▸ Your goal
Work out how many lines include "color" and answer with that number only.

-- Start --

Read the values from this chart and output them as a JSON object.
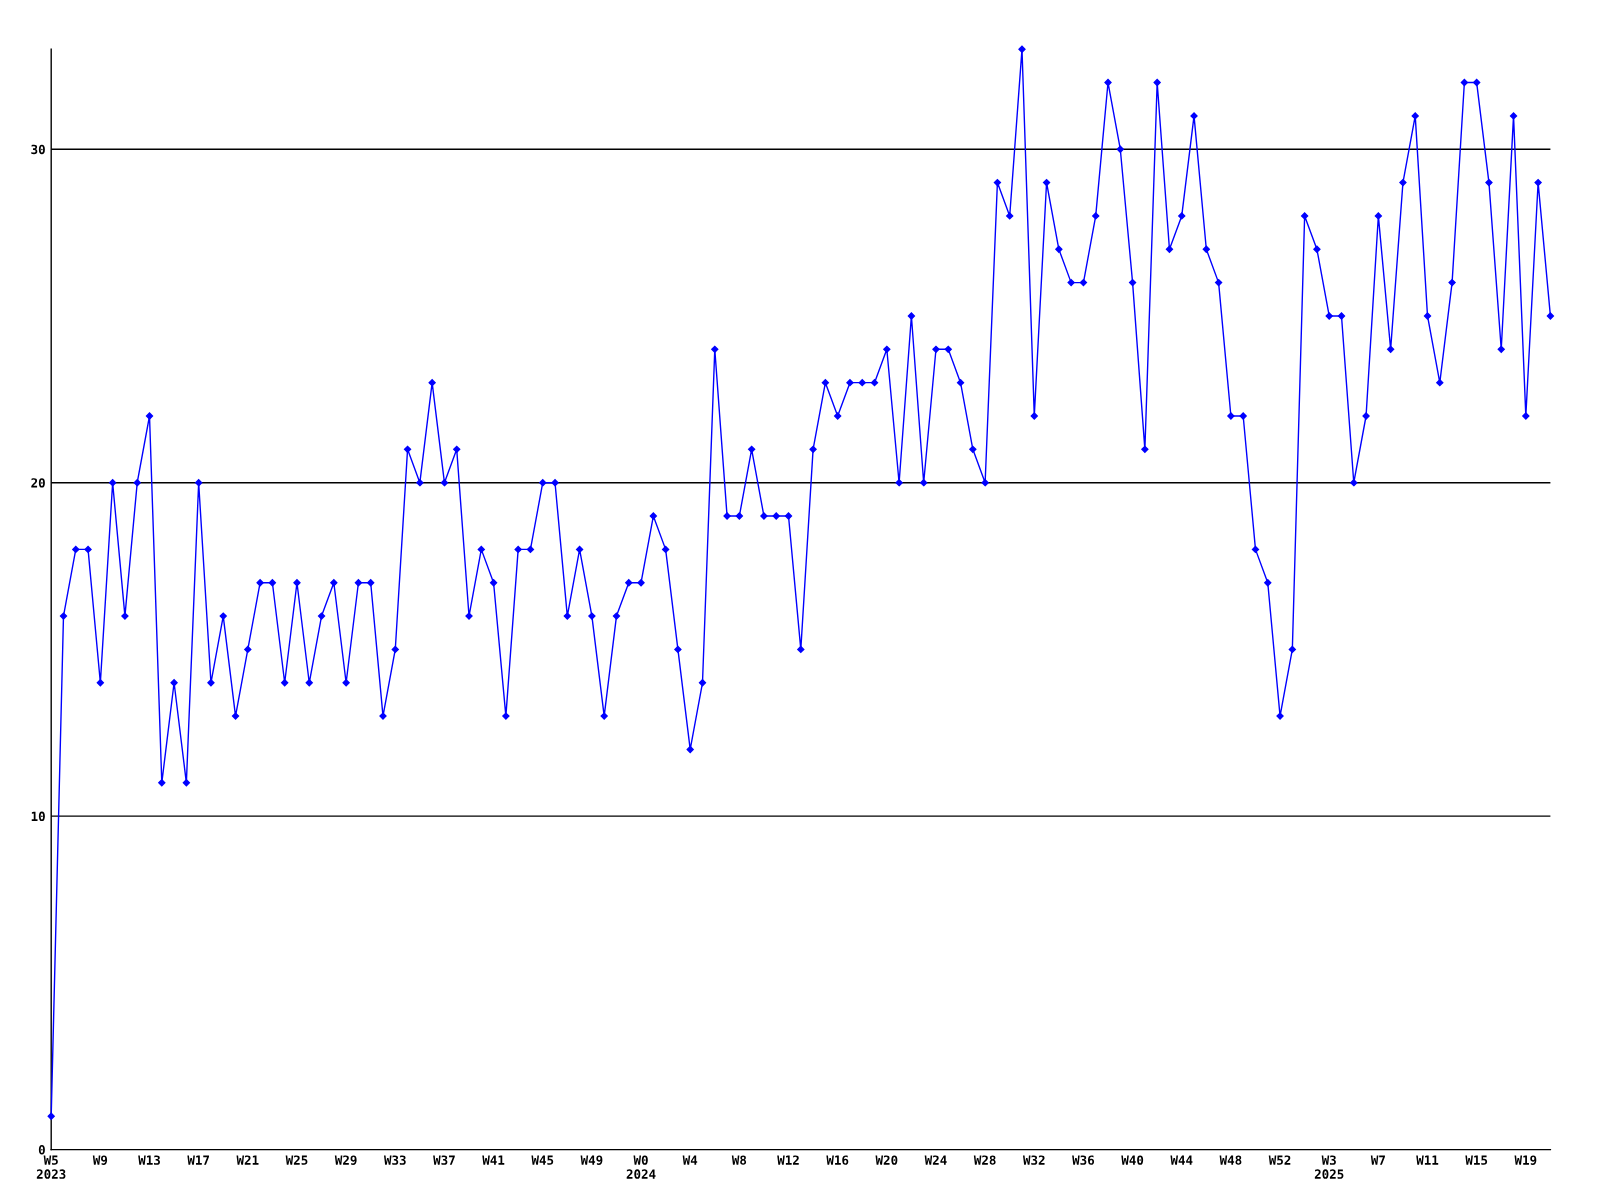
{
  "chart_data": {
    "type": "line",
    "categories": [
      "W5\n2023",
      null,
      null,
      null,
      "W9",
      null,
      null,
      null,
      "W13",
      null,
      null,
      null,
      "W17",
      null,
      null,
      null,
      "W21",
      null,
      null,
      null,
      "W25",
      null,
      null,
      null,
      "W29",
      null,
      null,
      null,
      "W33",
      null,
      null,
      null,
      "W37",
      null,
      null,
      null,
      "W41",
      null,
      null,
      null,
      "W45",
      null,
      null,
      null,
      "W49",
      null,
      null,
      null,
      "W0\n2024",
      null,
      null,
      null,
      "W4",
      null,
      null,
      null,
      "W8",
      null,
      null,
      null,
      "W12",
      null,
      null,
      null,
      "W16",
      null,
      null,
      null,
      "W20",
      null,
      null,
      null,
      "W24",
      null,
      null,
      null,
      "W28",
      null,
      null,
      null,
      "W32",
      null,
      null,
      null,
      "W36",
      null,
      null,
      null,
      "W40",
      null,
      null,
      null,
      "W44",
      null,
      null,
      null,
      "W48",
      null,
      null,
      null,
      "W52",
      null,
      null,
      null,
      "W3\n2025",
      null,
      null,
      null,
      "W7",
      null,
      null,
      null,
      "W11",
      null,
      null,
      null,
      "W15",
      null,
      null,
      null,
      "W19",
      null,
      null
    ],
    "series": [
      {
        "color": "#0000ff",
        "values": [
          1,
          16,
          18,
          18,
          14,
          20,
          16,
          20,
          22,
          11,
          14,
          11,
          20,
          14,
          16,
          13,
          15,
          17,
          17,
          14,
          17,
          14,
          16,
          17,
          14,
          17,
          17,
          13,
          15,
          21,
          20,
          23,
          20,
          21,
          16,
          18,
          17,
          13,
          18,
          18,
          20,
          20,
          16,
          18,
          16,
          13,
          16,
          17,
          17,
          19,
          18,
          15,
          12,
          14,
          24,
          19,
          19,
          21,
          19,
          19,
          19,
          15,
          21,
          23,
          22,
          23,
          23,
          23,
          24,
          20,
          25,
          20,
          24,
          24,
          23,
          21,
          20,
          29,
          28,
          33,
          22,
          29,
          27,
          26,
          26,
          28,
          32,
          30,
          26,
          21,
          32,
          27,
          28,
          31,
          27,
          26,
          22,
          22,
          18,
          17,
          13,
          15,
          28,
          27,
          25,
          25,
          20,
          22,
          28,
          24,
          29,
          31,
          25,
          23,
          26,
          32,
          32,
          29,
          24,
          31,
          22,
          29,
          25
        ]
      }
    ],
    "ylim": [
      0,
      33
    ],
    "yticks": [
      0,
      10,
      20,
      30
    ],
    "grid": "y",
    "marker": "diamond",
    "line_style": "solid"
  }
}
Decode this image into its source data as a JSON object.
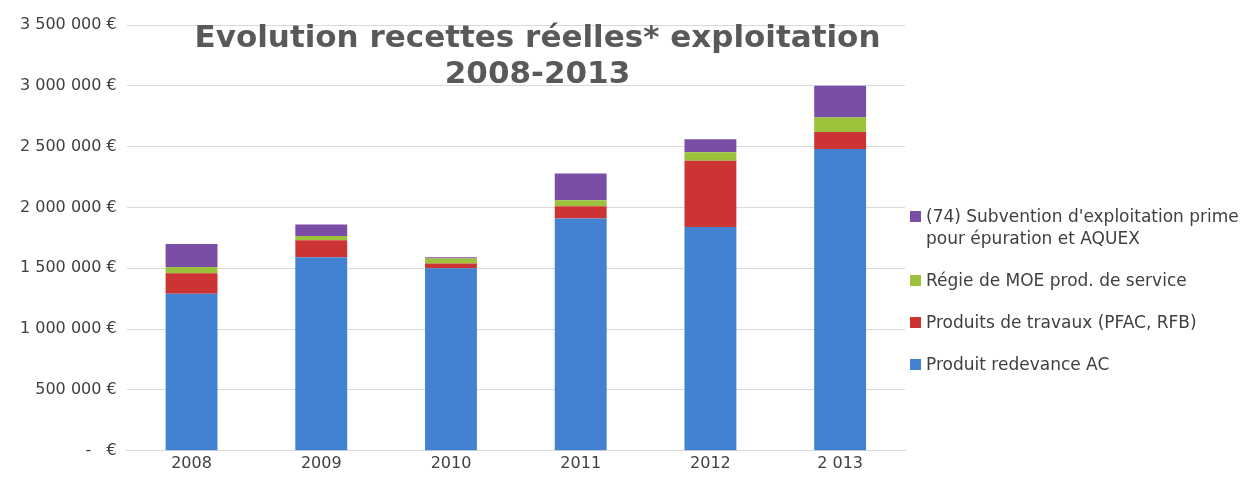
{
  "chart_data": {
    "type": "bar",
    "title": "Evolution recettes réelles* exploitation 2008-2013",
    "categories": [
      "2008",
      "2009",
      "2010",
      "2011",
      "2012",
      "2 013"
    ],
    "stacked": true,
    "series": [
      {
        "name": "Produit redevance AC",
        "color": "#4282d0",
        "values": [
          1290000,
          1590000,
          1500000,
          1910000,
          1840000,
          2480000
        ]
      },
      {
        "name": "Produits de travaux (PFAC, RFB)",
        "color": "#cc3333",
        "values": [
          170000,
          140000,
          40000,
          100000,
          545000,
          140000
        ]
      },
      {
        "name": "Régie de MOE prod. de service",
        "color": "#9cc23c",
        "values": [
          50000,
          35000,
          40000,
          50000,
          70000,
          120000
        ]
      },
      {
        "name": "(74) Subvention d'exploitation prime pour épuration et AQUEX",
        "color": "#7a4ea6",
        "values": [
          190000,
          95000,
          10000,
          220000,
          105000,
          260000
        ]
      }
    ],
    "ylim": [
      0,
      3500000
    ],
    "yticks": [
      {
        "value": 0,
        "label": "-   €"
      },
      {
        "value": 500000,
        "label": "500 000 €"
      },
      {
        "value": 1000000,
        "label": "1 000 000 €"
      },
      {
        "value": 1500000,
        "label": "1 500 000 €"
      },
      {
        "value": 2000000,
        "label": "2 000 000 €"
      },
      {
        "value": 2500000,
        "label": "2 500 000 €"
      },
      {
        "value": 3000000,
        "label": "3 000 000 €"
      },
      {
        "value": 3500000,
        "label": "3 500 000 €"
      }
    ],
    "grid": "y",
    "legend": "right"
  }
}
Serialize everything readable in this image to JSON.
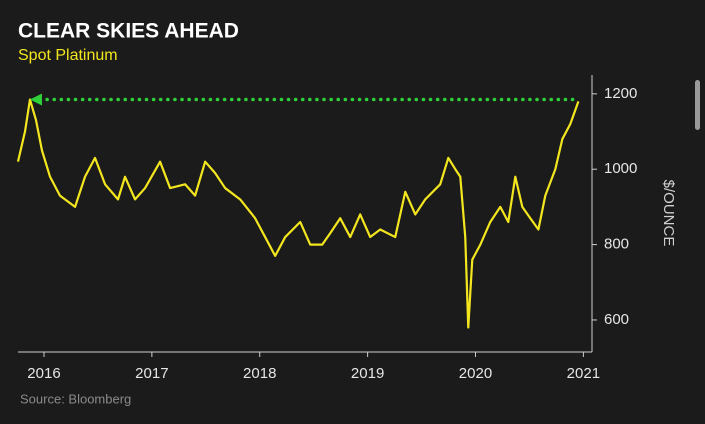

-- End --

▸ Expected answer
5